## PROVIDED DATA:
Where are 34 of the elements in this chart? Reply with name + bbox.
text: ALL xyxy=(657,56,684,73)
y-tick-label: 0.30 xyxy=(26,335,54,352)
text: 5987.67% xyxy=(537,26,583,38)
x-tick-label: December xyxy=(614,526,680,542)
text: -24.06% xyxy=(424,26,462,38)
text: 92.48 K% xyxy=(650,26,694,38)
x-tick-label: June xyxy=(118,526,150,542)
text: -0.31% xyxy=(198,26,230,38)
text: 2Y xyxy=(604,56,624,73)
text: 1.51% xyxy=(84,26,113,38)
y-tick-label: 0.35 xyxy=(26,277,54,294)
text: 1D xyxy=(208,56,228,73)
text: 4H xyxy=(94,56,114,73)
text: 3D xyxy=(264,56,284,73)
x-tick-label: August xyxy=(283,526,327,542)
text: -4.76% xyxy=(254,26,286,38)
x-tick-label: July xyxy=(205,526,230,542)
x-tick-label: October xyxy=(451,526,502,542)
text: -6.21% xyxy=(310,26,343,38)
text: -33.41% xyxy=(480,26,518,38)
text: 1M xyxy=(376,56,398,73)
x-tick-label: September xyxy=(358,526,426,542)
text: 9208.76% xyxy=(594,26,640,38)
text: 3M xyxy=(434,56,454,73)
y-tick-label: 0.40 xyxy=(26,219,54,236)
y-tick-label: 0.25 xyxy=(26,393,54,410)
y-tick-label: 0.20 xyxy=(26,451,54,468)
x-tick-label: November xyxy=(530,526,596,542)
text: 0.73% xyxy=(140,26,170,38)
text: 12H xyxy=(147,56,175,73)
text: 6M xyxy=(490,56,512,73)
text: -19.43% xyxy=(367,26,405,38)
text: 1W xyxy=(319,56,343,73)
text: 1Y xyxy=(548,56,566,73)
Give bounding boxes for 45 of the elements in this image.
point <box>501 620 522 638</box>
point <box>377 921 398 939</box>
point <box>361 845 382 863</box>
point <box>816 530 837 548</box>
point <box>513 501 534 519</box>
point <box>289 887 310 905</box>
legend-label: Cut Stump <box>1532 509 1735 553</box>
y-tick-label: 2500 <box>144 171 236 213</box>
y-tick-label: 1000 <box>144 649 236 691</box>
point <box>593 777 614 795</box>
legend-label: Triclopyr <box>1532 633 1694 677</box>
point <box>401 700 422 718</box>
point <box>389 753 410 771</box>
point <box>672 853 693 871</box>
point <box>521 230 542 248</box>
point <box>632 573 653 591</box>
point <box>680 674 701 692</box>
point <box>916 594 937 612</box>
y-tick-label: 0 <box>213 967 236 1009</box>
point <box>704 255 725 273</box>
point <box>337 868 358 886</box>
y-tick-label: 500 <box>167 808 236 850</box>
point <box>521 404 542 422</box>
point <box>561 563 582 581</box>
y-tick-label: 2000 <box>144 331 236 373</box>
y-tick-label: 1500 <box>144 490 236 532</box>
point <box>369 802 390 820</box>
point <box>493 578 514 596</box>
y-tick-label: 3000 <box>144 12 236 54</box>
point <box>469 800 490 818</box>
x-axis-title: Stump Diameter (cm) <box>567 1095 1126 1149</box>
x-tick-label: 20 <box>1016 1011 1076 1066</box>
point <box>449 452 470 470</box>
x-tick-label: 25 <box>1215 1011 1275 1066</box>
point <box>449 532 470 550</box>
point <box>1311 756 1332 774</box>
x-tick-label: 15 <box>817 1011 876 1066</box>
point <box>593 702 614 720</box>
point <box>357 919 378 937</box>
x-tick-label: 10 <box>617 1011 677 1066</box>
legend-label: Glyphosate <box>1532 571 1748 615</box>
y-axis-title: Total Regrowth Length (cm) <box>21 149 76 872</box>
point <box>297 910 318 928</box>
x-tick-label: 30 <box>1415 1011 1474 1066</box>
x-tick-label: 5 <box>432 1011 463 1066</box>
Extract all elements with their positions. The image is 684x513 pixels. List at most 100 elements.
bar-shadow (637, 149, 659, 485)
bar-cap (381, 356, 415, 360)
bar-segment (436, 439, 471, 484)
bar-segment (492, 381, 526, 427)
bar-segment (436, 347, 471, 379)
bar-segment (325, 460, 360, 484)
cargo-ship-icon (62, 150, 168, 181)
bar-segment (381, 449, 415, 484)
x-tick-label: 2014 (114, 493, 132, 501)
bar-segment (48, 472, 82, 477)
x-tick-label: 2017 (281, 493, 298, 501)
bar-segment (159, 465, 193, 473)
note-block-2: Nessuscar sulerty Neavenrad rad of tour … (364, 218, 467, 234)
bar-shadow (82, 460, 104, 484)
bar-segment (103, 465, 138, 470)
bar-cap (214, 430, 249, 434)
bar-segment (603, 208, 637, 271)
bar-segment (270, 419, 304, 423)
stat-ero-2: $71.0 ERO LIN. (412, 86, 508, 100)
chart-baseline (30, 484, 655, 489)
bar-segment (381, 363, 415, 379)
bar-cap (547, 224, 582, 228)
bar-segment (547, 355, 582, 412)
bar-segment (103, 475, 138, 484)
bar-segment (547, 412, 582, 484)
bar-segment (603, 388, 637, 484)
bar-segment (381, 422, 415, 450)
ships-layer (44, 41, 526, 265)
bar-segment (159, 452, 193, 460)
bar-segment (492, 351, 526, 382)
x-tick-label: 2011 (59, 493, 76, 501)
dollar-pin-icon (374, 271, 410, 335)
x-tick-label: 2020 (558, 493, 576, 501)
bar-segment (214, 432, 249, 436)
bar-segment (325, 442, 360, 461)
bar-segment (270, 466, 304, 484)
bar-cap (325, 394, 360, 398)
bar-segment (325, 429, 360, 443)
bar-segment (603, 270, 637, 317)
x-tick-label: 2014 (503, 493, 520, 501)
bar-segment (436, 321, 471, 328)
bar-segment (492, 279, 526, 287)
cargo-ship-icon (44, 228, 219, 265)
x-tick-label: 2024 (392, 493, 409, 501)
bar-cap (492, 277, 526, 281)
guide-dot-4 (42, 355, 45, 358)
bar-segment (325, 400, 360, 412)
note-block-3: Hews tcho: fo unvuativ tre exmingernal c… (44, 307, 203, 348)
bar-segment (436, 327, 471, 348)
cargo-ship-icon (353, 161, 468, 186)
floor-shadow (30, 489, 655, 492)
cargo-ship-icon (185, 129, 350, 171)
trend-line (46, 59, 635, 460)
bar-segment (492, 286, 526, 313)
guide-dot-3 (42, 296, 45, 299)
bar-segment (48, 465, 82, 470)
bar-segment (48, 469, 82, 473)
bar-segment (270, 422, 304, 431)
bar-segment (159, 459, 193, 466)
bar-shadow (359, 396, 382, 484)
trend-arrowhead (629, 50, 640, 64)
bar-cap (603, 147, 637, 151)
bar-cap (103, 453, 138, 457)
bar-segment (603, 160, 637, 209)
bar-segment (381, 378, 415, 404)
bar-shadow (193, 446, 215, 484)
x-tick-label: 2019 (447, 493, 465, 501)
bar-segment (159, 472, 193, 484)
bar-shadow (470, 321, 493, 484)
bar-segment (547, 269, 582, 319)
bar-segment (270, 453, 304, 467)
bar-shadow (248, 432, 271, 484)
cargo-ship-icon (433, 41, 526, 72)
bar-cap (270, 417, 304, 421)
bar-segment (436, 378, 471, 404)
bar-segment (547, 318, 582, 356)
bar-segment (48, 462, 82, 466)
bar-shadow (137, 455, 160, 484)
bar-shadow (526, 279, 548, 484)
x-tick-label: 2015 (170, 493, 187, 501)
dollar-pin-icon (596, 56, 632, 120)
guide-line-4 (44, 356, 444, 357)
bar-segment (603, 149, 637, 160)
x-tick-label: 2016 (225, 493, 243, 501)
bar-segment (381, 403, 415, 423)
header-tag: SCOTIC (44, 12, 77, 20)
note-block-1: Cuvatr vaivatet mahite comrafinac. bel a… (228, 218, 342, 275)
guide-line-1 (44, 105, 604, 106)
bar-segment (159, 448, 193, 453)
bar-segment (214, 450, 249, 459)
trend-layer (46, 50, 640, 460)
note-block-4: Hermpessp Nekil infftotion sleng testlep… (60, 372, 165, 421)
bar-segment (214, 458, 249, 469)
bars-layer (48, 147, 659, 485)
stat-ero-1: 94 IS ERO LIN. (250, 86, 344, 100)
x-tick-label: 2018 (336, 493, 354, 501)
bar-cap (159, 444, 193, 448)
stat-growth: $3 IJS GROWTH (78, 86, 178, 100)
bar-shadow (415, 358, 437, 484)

## YOUR GOAL:
Copy the material without any changes, starting with its first line and going on through the line that contains "text: -6.21% xyxy=(310,26,343,38)".

## FULL SOLUTION:
Where are 34 of the elements in this chart? Reply with name + bbox.
text: ALL xyxy=(657,56,684,73)
y-tick-label: 0.30 xyxy=(26,335,54,352)
text: 5987.67% xyxy=(537,26,583,38)
x-tick-label: December xyxy=(614,526,680,542)
text: -24.06% xyxy=(424,26,462,38)
text: 92.48 K% xyxy=(650,26,694,38)
x-tick-label: June xyxy=(118,526,150,542)
text: -0.31% xyxy=(198,26,230,38)
text: 2Y xyxy=(604,56,624,73)
text: 1.51% xyxy=(84,26,113,38)
y-tick-label: 0.35 xyxy=(26,277,54,294)
text: 1D xyxy=(208,56,228,73)
text: 4H xyxy=(94,56,114,73)
text: 3D xyxy=(264,56,284,73)
x-tick-label: August xyxy=(283,526,327,542)
text: -4.76% xyxy=(254,26,286,38)
x-tick-label: July xyxy=(205,526,230,542)
x-tick-label: October xyxy=(451,526,502,542)
text: -6.21% xyxy=(310,26,343,38)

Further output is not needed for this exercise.